*WHAT IS ASKED:*
Copy out each line of the data that holds the word "подписи".

**** RECORD SET ****

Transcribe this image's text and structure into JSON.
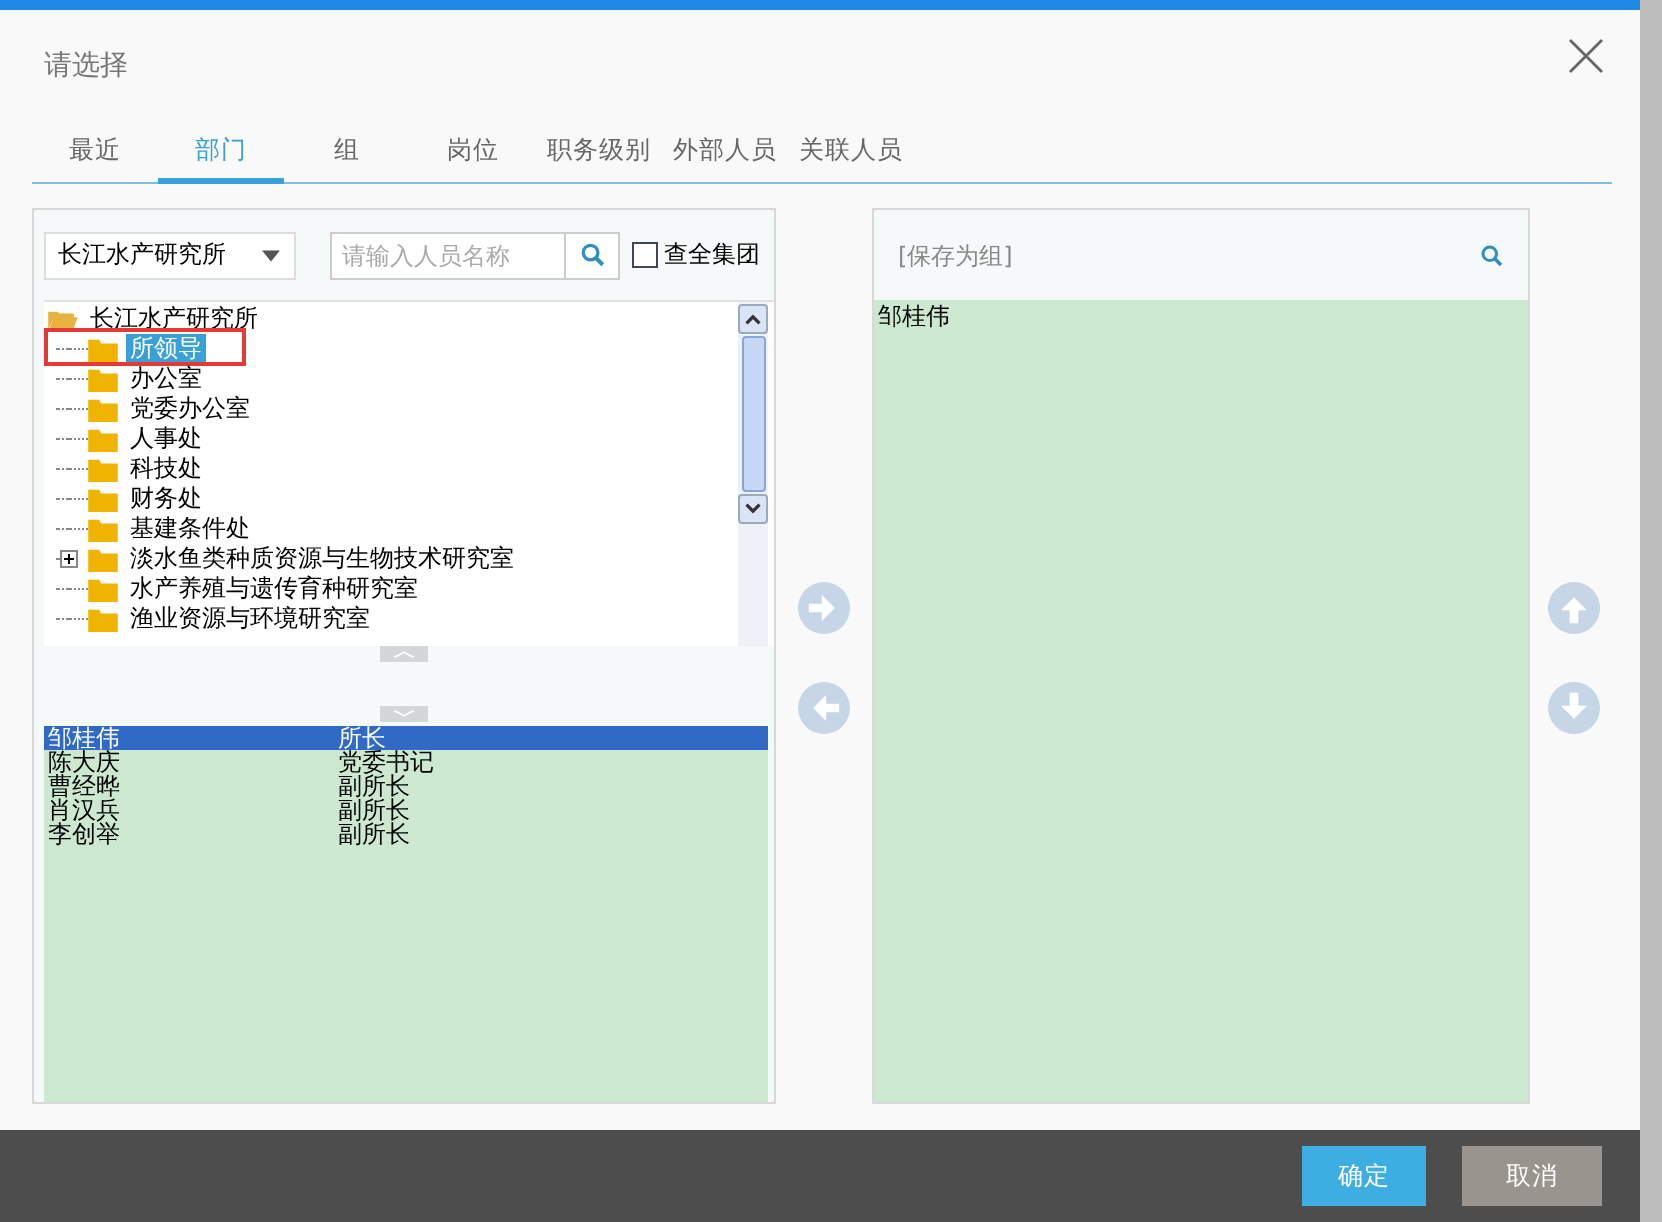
{
  "dialog": {
    "title": "请选择"
  },
  "tabs": [
    {
      "label": "最近",
      "selected": false
    },
    {
      "label": "部门",
      "selected": true
    },
    {
      "label": "组",
      "selected": false
    },
    {
      "label": "岗位",
      "selected": false
    },
    {
      "label": "职务级别",
      "selected": false
    },
    {
      "label": "外部人员",
      "selected": false
    },
    {
      "label": "关联人员",
      "selected": false
    }
  ],
  "org_select": {
    "value": "长江水产研究所"
  },
  "person_search": {
    "placeholder": "请输入人员名称"
  },
  "whole_group": {
    "label": "查全集团",
    "checked": false
  },
  "tree": {
    "label": "长江水产研究所",
    "expanded": true,
    "children": [
      {
        "label": "所领导",
        "kind": "leaf",
        "selected": true,
        "highlighted": true
      },
      {
        "label": "办公室",
        "kind": "leaf",
        "selected": false,
        "highlighted": false
      },
      {
        "label": "党委办公室",
        "kind": "leaf",
        "selected": false,
        "highlighted": false
      },
      {
        "label": "人事处",
        "kind": "leaf",
        "selected": false,
        "highlighted": false
      },
      {
        "label": "科技处",
        "kind": "leaf",
        "selected": false,
        "highlighted": false
      },
      {
        "label": "财务处",
        "kind": "leaf",
        "selected": false,
        "highlighted": false
      },
      {
        "label": "基建条件处",
        "kind": "leaf",
        "selected": false,
        "highlighted": false
      },
      {
        "label": "淡水鱼类种质资源与生物技术研究室",
        "kind": "branch",
        "expanded": false,
        "selected": false,
        "highlighted": false
      },
      {
        "label": "水产养殖与遗传育种研究室",
        "kind": "leaf",
        "selected": false,
        "highlighted": false
      },
      {
        "label": "渔业资源与环境研究室",
        "kind": "leaf",
        "selected": false,
        "highlighted": false
      }
    ]
  },
  "members": [
    {
      "name": "邹桂伟",
      "position": "所长",
      "selected": true
    },
    {
      "name": "陈大庆",
      "position": "党委书记",
      "selected": false
    },
    {
      "name": "曹经晔",
      "position": "副所长",
      "selected": false
    },
    {
      "name": "肖汉兵",
      "position": "副所长",
      "selected": false
    },
    {
      "name": "李创举",
      "position": "副所长",
      "selected": false
    }
  ],
  "save_group_field": {
    "placeholder": "[保存为组]"
  },
  "chosen": [
    "邹桂伟"
  ],
  "buttons": [
    {
      "label": "确定",
      "kind": "primary"
    },
    {
      "label": "取消",
      "kind": "secondary"
    }
  ]
}
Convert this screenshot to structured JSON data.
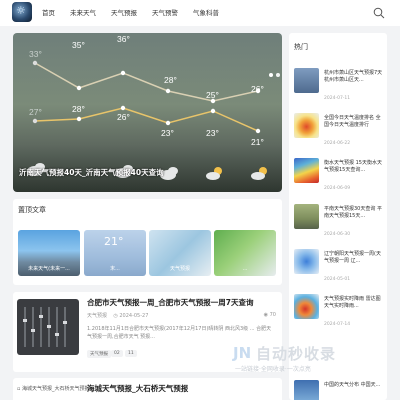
{
  "nav": {
    "items": [
      "首页",
      "未来天气",
      "天气预报",
      "天气预警",
      "气象科普"
    ]
  },
  "hero": {
    "caption": "沂南天气预报40天_沂南天气预报40天查询",
    "high_temps": [
      "33°",
      "35°",
      "36°",
      "28°",
      "25°",
      "26°"
    ],
    "low_temps": [
      "27°",
      "28°",
      "26°",
      "23°",
      "23°",
      "21°"
    ]
  },
  "featured": {
    "title": "置顶文章",
    "items": [
      {
        "label": "未来天气(未来一..."
      },
      {
        "label": "末..."
      },
      {
        "label": "天气预报"
      },
      {
        "label": "..."
      }
    ]
  },
  "article1": {
    "title": "合肥市天气预报一周_合肥市天气预报一周7天查询",
    "category": "天气预报",
    "date": "2024-05-27",
    "views": "70",
    "excerpt": "1.2018年11月1日合肥市天气预报(2017年12月17日)晴转阴 西北风3级 ... 合肥天气预报一周,合肥市天气 预报...",
    "tags": [
      "天气预报",
      "02",
      "11"
    ]
  },
  "article2": {
    "title": "海城天气预报_大石桥天气预报",
    "img_alt": "海城天气预报_大石桥天气预报"
  },
  "sidebar": {
    "title": "热门",
    "items": [
      {
        "text": "杭州市萧山区天气预报7天 杭州市萧山区天...",
        "date": "2024-07-11"
      },
      {
        "text": "全国今日天气温度排名 全国今日天气温度排行",
        "date": "2024-06-22"
      },
      {
        "text": "衡水天气预报 15天衡水天气预报15天查询...",
        "date": "2024-06-09"
      },
      {
        "text": "平南天气预报30天查询 平南天气预报15天...",
        "date": "2024-06-30"
      },
      {
        "text": "辽宁朝阳天气预报一周(天气预报一周 辽...",
        "date": "2024-05-01"
      },
      {
        "text": "天气预报实时降雨 雷达图 天气实时降雨...",
        "date": "2024-07-14"
      },
      {
        "text": "中国的天气分布 中国天...",
        "date": ""
      }
    ]
  },
  "watermark": {
    "text": "自动秒收录",
    "sub": "一站链接·全网收录·一次点亮"
  },
  "colors": {
    "accent": "#2b4a6e",
    "high_line": "#d9d0b3",
    "low_line": "#e8c46a"
  }
}
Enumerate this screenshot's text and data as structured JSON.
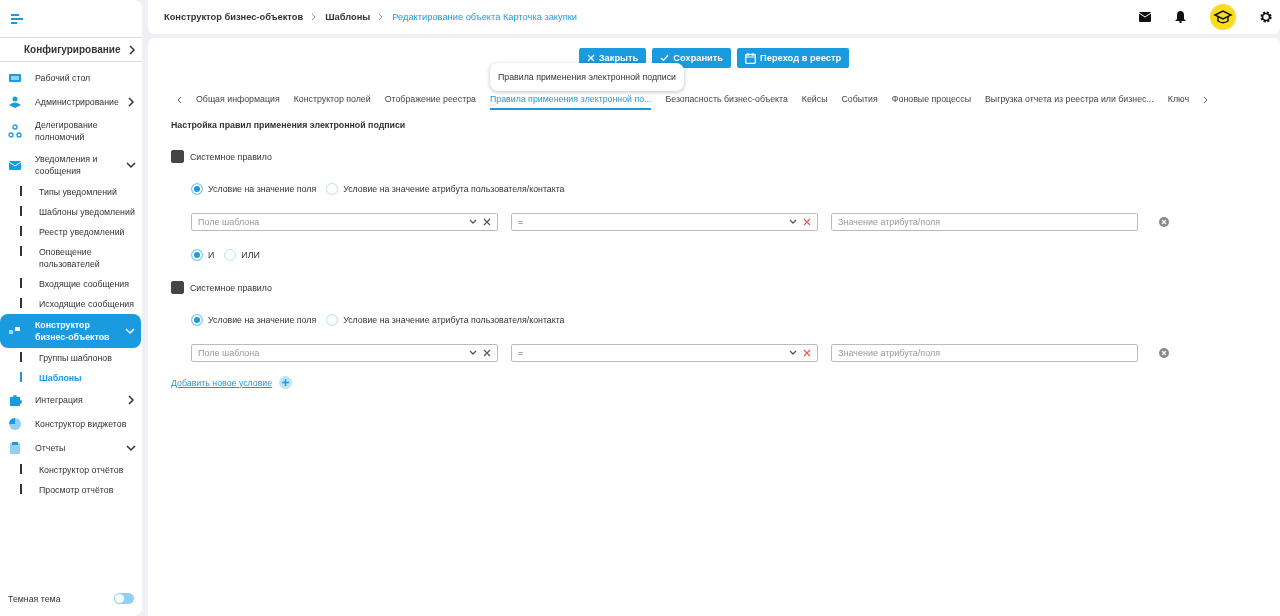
{
  "sidebar": {
    "section": "Конфигурирование",
    "items": [
      {
        "label": "Рабочий стол",
        "selected": false
      },
      {
        "label": "Администрирование",
        "selected": false,
        "expanded": false
      },
      {
        "label": "Делегирование полномочий",
        "selected": false
      },
      {
        "label": "Уведомления и сообщения",
        "selected": false,
        "expanded": true,
        "children": [
          {
            "label": "Типы уведомлений",
            "selected": false
          },
          {
            "label": "Шаблоны уведомлений",
            "selected": false
          },
          {
            "label": "Реестр уведомлений",
            "selected": false
          },
          {
            "label": "Оповещение пользователей",
            "selected": false
          },
          {
            "label": "Входящие сообщения",
            "selected": false
          },
          {
            "label": "Исходящие сообщения",
            "selected": false
          }
        ]
      },
      {
        "label": "Конструктор бизнес-объектов",
        "selected": true,
        "expanded": true,
        "children": [
          {
            "label": "Группы шаблонов",
            "selected": false
          },
          {
            "label": "Шаблоны",
            "selected": true
          }
        ]
      },
      {
        "label": "Интеграция",
        "selected": false,
        "expanded": false
      },
      {
        "label": "Конструктор виджетов",
        "selected": false
      },
      {
        "label": "Отчеты",
        "selected": false,
        "expanded": true,
        "children": [
          {
            "label": "Конструктор отчётов",
            "selected": false
          },
          {
            "label": "Просмотр отчётов",
            "selected": false
          }
        ]
      }
    ],
    "dark_theme": {
      "label": "Темная тема",
      "on": false
    }
  },
  "breadcrumbs": [
    {
      "label": "Конструктор бизнес-объектов",
      "current": false
    },
    {
      "label": "Шаблоны",
      "current": false
    },
    {
      "label": "Редактирование объекта Карточка закупки",
      "current": true
    }
  ],
  "toolbar": {
    "buttons": [
      {
        "kind": "close",
        "label": "Закрыть"
      },
      {
        "kind": "save",
        "label": "Сохранить"
      },
      {
        "kind": "registry",
        "label": "Переход в реестр"
      }
    ],
    "tooltip": "Правила применения электронной подписи"
  },
  "tabs": [
    {
      "label": "Общая информация",
      "selected": false
    },
    {
      "label": "Конструктор полей",
      "selected": false
    },
    {
      "label": "Отображение реестра",
      "selected": false
    },
    {
      "label": "Правила применения электронной по...",
      "selected": true
    },
    {
      "label": "Безопасность бизнес-объекта",
      "selected": false
    },
    {
      "label": "Кейсы",
      "selected": false
    },
    {
      "label": "События",
      "selected": false
    },
    {
      "label": "Фоновые процессы",
      "selected": false
    },
    {
      "label": "Выгрузка отчета из реестра или бизнес...",
      "selected": false
    },
    {
      "label": "Ключ",
      "selected": false
    }
  ],
  "section_title": "Настройка правил применения электронной подписи",
  "rules": [
    {
      "system_rule": {
        "label": "Системное правило",
        "checked": true
      },
      "condition_types": [
        {
          "label": "Условие на значение поля",
          "selected": true
        },
        {
          "label": "Условие на значение атрибута пользователя/контакта",
          "selected": false
        }
      ],
      "field": {
        "placeholder": "Поле шаблона"
      },
      "operator": {
        "value": "="
      },
      "value": {
        "placeholder": "Значение атрибута/поля"
      },
      "logic": [
        {
          "label": "И",
          "selected": true
        },
        {
          "label": "ИЛИ",
          "selected": false
        }
      ]
    },
    {
      "system_rule": {
        "label": "Системное правило",
        "checked": true
      },
      "condition_types": [
        {
          "label": "Условие на значение поля",
          "selected": true
        },
        {
          "label": "Условие на значение атрибута пользователя/контакта",
          "selected": false
        }
      ],
      "field": {
        "placeholder": "Поле шаблона"
      },
      "operator": {
        "value": "="
      },
      "value": {
        "placeholder": "Значение атрибута/поля"
      }
    }
  ],
  "add_condition": "Добавить новое условие"
}
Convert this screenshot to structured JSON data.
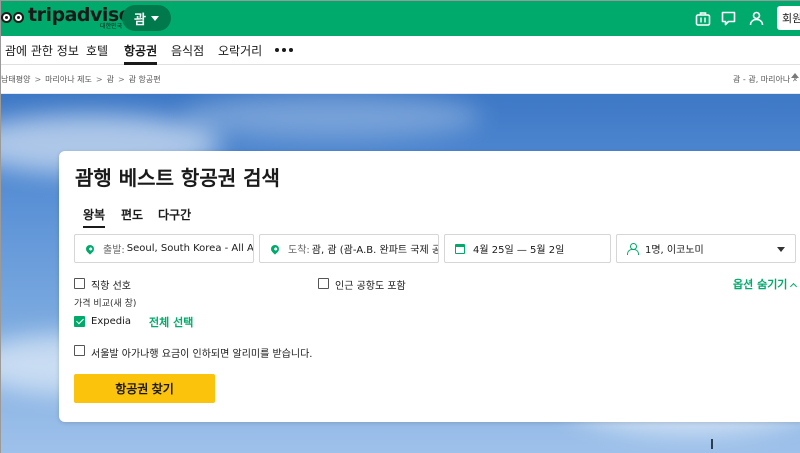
{
  "header": {
    "brand_prefix": "trip",
    "brand_suffix": "advisor",
    "brand_sub": "대한민국",
    "region_label": "괌",
    "login_label": "회원"
  },
  "nav": {
    "items": [
      "괌에 관한 정보",
      "호텔",
      "항공권",
      "음식점",
      "오락거리"
    ],
    "active": "항공권"
  },
  "breadcrumb": {
    "items": [
      "남태평양",
      "마리아나 제도",
      "괌",
      "괌 항공편"
    ],
    "separator": ">",
    "right_text": "괌 - 괌, 마리아나 제도"
  },
  "search_card": {
    "title": "괌행 베스트 항공권 검색",
    "trip_types": [
      "왕복",
      "편도",
      "다구간"
    ],
    "active_trip_type": "왕복",
    "origin_label": "출발:",
    "origin_value": "Seoul, South Korea - All Airports",
    "destination_label": "도착:",
    "destination_value": "괌, 괌 (괌-A.B. 완파트 국제 공항)",
    "dates": "4월 25일 — 5월 2일",
    "passengers": "1명, 이코노미",
    "direct_pref": "직항 선호",
    "nearby_airports": "인근 공항도 포함",
    "hide_options": "옵션 숨기기",
    "price_compare": "가격 비교(새 창)",
    "expedia": "Expedia",
    "select_all": "전체 선택",
    "alert_text": "서울발 아가나행 요금이 인하되면 알리미를 받습니다.",
    "search_button": "항공권 찾기"
  },
  "colors": {
    "brand_green": "#00aa6c",
    "button_yellow": "#fcc30d"
  }
}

****

*RESPONSE TO THIS TASK:*
    "tooltip": "Правила применения электронной подписи"
  "section_title": "Настройка правил применения электронной подписи",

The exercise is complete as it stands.